> [Required task]:
From the records below, pull each line that has "unless".

* BEGIN *

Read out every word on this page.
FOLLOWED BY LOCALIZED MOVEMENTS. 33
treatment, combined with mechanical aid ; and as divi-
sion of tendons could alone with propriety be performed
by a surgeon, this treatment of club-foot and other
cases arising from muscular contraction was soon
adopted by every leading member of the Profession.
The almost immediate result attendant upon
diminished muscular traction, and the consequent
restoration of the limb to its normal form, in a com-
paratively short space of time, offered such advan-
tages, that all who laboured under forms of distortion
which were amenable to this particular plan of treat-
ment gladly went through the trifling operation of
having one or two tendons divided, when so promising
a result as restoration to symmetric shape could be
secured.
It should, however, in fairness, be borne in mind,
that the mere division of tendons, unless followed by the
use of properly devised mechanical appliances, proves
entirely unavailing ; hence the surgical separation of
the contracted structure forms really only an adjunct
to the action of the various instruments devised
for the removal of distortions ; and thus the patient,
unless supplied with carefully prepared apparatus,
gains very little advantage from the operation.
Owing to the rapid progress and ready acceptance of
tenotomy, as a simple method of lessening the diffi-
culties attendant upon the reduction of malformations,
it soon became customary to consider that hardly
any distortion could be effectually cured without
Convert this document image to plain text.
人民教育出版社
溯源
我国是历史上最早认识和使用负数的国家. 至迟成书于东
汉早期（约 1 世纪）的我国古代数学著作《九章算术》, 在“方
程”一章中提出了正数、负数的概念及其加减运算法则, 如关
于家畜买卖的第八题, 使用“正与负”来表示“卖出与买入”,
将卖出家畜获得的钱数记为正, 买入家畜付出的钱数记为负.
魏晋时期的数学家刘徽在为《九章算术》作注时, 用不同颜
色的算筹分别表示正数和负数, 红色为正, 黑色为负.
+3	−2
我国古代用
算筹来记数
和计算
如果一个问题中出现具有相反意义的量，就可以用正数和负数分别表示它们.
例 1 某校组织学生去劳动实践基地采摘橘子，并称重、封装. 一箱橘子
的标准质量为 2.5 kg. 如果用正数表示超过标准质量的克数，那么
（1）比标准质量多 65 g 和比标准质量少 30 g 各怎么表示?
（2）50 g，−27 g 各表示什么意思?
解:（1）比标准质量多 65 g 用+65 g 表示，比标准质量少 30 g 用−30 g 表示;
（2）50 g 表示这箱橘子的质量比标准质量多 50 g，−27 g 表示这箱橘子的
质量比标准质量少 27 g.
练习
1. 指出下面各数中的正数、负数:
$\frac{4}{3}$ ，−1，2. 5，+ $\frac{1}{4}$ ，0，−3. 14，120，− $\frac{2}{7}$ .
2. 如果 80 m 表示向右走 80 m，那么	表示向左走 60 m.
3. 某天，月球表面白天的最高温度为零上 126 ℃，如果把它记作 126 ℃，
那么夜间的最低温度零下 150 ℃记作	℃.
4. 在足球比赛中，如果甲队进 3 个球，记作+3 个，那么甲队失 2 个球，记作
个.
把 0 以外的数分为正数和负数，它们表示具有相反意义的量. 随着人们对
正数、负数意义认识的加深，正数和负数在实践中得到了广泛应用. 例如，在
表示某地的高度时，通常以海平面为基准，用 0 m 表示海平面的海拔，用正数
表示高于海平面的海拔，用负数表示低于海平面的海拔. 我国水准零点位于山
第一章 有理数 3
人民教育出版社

* END *

> [Final answer]:
that the mere division of tendons, unless followed by the
unless supplied with carefully prepared apparatus,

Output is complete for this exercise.